| HOW TO COMPLETE THIS TASK |
Every line of the records below that holds the word "title" belongs in the answer.

_ _ _ _ _ _ _

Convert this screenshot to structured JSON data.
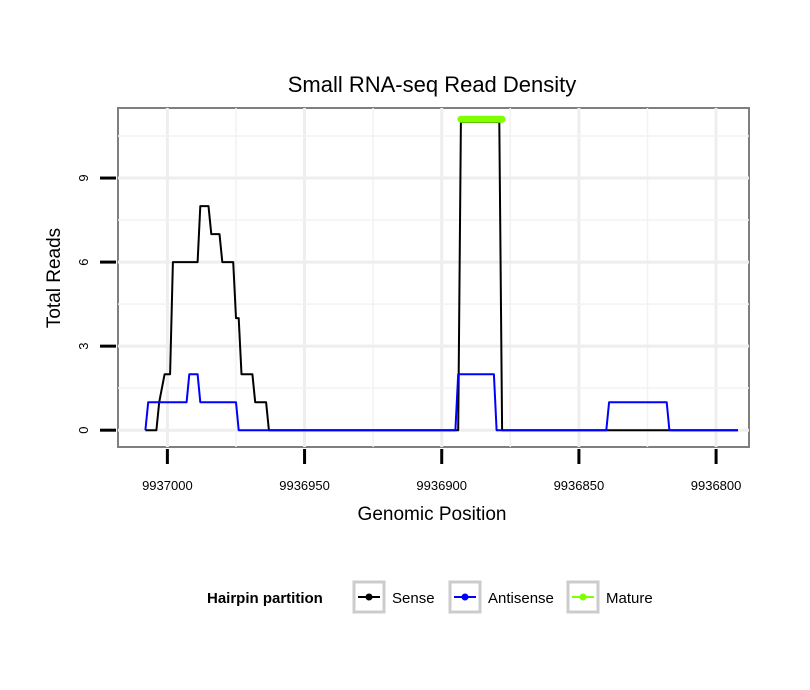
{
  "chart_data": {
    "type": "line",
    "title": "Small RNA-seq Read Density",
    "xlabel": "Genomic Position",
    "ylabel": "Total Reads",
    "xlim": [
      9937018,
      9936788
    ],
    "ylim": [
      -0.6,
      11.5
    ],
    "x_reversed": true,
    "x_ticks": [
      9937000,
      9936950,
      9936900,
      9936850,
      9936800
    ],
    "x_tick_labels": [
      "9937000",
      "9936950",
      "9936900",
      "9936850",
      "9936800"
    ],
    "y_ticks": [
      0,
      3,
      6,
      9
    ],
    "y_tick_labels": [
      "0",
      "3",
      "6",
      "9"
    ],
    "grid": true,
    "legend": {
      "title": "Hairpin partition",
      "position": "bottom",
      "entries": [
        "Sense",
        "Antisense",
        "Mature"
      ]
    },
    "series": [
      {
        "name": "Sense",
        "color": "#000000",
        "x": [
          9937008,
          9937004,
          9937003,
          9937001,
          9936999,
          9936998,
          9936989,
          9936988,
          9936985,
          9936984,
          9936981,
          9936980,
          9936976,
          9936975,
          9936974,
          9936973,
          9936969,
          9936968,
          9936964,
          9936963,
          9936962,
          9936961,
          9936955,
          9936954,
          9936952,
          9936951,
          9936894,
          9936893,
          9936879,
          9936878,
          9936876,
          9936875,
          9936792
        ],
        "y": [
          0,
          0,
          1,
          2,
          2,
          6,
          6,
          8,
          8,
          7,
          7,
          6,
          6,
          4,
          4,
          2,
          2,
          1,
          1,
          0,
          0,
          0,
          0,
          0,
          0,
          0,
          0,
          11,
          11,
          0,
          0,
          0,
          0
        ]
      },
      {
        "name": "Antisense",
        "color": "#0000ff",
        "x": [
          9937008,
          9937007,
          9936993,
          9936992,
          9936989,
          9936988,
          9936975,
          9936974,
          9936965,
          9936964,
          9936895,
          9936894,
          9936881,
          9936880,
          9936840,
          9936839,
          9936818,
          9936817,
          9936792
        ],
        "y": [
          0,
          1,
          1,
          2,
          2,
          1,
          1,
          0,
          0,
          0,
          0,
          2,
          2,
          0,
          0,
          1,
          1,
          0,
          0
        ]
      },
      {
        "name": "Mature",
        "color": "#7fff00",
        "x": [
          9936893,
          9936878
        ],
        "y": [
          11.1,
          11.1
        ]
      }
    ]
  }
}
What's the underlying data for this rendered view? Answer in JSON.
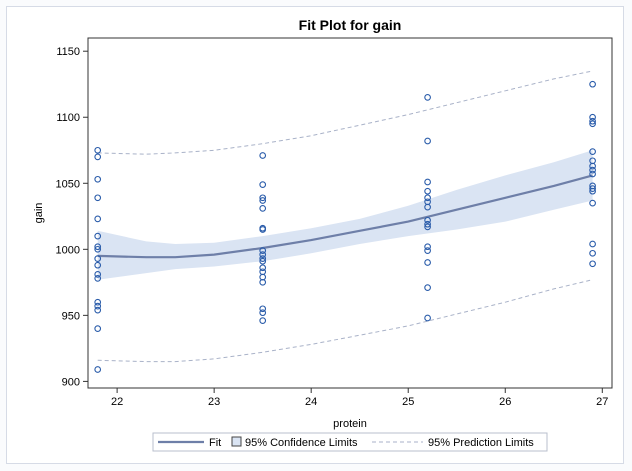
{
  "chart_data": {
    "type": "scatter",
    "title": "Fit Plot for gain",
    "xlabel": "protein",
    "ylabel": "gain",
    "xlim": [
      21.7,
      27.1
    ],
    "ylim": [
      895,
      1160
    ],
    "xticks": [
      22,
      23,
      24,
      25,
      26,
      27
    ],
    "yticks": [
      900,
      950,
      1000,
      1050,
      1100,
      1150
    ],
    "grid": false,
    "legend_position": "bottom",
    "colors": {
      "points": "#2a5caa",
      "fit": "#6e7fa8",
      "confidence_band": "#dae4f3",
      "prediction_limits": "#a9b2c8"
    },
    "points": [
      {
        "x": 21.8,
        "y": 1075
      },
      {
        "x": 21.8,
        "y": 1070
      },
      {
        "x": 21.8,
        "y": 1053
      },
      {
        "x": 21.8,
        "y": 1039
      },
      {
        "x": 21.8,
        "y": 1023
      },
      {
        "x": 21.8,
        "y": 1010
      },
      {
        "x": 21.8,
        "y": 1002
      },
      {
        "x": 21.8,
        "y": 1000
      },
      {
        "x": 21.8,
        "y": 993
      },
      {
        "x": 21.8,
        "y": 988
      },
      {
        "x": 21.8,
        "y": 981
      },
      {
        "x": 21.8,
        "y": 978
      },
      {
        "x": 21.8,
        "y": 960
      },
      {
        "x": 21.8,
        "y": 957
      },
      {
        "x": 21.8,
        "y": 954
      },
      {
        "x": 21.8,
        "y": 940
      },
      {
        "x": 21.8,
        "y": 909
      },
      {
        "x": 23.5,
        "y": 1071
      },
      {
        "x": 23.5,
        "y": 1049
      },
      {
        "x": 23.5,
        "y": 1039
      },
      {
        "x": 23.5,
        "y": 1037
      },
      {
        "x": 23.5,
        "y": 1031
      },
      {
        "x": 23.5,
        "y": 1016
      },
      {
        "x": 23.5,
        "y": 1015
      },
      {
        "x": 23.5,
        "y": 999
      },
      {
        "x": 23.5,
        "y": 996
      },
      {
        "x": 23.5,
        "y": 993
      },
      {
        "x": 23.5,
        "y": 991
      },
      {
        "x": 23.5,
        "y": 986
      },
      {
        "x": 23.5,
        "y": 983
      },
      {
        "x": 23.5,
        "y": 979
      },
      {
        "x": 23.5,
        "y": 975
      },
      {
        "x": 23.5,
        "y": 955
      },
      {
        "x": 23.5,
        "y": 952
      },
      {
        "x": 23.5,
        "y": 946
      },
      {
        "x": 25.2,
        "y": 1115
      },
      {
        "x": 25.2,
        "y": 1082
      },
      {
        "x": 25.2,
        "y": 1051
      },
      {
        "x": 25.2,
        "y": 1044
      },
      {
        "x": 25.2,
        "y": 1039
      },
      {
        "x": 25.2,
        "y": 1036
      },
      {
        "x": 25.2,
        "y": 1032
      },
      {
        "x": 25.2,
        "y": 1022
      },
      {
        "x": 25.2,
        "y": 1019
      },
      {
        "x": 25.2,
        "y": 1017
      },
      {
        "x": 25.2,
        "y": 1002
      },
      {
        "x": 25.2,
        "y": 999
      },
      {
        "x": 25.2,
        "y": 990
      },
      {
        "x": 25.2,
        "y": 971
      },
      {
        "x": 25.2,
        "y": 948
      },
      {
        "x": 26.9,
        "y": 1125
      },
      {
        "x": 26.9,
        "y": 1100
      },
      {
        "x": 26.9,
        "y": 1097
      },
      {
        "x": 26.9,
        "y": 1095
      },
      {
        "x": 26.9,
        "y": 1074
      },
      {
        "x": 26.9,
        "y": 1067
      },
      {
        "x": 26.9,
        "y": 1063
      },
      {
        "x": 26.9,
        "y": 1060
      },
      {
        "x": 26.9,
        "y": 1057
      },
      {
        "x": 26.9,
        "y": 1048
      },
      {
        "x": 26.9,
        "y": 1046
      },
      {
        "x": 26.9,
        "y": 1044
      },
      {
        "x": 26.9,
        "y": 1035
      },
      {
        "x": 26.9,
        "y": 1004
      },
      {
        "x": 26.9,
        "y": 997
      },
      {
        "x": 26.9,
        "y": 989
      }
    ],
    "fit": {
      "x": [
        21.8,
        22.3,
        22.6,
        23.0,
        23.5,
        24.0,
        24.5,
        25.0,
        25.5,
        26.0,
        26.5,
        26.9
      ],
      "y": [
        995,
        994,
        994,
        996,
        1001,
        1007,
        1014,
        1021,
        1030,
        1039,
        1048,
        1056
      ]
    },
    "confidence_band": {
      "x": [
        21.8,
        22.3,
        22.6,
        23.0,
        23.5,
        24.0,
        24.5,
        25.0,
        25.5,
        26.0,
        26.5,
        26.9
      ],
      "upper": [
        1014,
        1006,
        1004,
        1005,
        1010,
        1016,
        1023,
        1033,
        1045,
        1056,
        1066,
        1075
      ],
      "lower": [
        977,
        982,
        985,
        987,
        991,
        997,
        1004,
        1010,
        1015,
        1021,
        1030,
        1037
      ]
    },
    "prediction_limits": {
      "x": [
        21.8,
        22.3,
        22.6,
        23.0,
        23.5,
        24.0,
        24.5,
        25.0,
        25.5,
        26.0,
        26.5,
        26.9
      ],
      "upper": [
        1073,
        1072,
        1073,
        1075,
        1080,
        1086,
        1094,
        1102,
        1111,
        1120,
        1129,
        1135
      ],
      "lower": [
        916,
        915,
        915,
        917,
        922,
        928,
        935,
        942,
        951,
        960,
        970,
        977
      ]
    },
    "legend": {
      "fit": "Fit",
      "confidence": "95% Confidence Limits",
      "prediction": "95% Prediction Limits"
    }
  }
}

_ _ _ _ _ _ _

| YOUR SOLUTION |
    "title": "Small RNA-seq Read Density",
      "title": "Hairpin partition",
    "title": "Fit Plot for gain",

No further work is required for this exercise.